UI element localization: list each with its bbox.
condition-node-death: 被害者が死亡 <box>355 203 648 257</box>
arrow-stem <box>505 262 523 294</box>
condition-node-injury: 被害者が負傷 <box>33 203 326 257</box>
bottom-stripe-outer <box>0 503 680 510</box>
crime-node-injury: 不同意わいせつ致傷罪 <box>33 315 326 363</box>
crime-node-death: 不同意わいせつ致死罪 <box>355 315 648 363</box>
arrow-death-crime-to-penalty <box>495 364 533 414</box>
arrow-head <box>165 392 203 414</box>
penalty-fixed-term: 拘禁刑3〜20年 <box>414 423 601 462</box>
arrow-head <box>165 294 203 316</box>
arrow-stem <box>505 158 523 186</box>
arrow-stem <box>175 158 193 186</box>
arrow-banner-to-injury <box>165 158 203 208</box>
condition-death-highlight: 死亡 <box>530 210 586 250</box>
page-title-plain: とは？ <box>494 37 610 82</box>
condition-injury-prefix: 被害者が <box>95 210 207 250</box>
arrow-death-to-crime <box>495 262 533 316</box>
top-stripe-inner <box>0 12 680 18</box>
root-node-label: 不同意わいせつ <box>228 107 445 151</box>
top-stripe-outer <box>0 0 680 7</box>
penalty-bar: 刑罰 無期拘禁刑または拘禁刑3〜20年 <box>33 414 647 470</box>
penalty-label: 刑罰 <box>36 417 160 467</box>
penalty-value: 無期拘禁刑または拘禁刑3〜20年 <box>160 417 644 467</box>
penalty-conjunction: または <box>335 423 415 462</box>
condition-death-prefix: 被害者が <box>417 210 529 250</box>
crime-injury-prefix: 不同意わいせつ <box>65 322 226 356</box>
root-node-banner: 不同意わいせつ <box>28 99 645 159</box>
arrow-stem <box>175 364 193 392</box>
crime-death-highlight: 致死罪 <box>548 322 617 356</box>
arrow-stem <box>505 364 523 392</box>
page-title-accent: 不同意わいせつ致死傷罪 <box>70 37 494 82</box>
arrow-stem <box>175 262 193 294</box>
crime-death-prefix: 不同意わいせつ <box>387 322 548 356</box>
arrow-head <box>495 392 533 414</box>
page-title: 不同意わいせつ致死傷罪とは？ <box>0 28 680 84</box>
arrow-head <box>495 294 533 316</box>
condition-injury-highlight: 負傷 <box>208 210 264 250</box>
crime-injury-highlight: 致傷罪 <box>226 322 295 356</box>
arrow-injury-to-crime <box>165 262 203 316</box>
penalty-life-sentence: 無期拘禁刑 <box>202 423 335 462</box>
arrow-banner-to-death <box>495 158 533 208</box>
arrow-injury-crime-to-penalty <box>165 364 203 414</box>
******************************
_INSTRUCTION_.
Reproduce the listing word for word from its first line through the line containing "crime-node-death: 不同意わいせつ致死罪 <box>355", including both of those lines.

_EXERCISE SOLUTION_.
UI element localization: list each with its bbox.
condition-node-death: 被害者が死亡 <box>355 203 648 257</box>
arrow-stem <box>505 262 523 294</box>
condition-node-injury: 被害者が負傷 <box>33 203 326 257</box>
bottom-stripe-outer <box>0 503 680 510</box>
crime-node-injury: 不同意わいせつ致傷罪 <box>33 315 326 363</box>
crime-node-death: 不同意わいせつ致死罪 <box>355 315 648 363</box>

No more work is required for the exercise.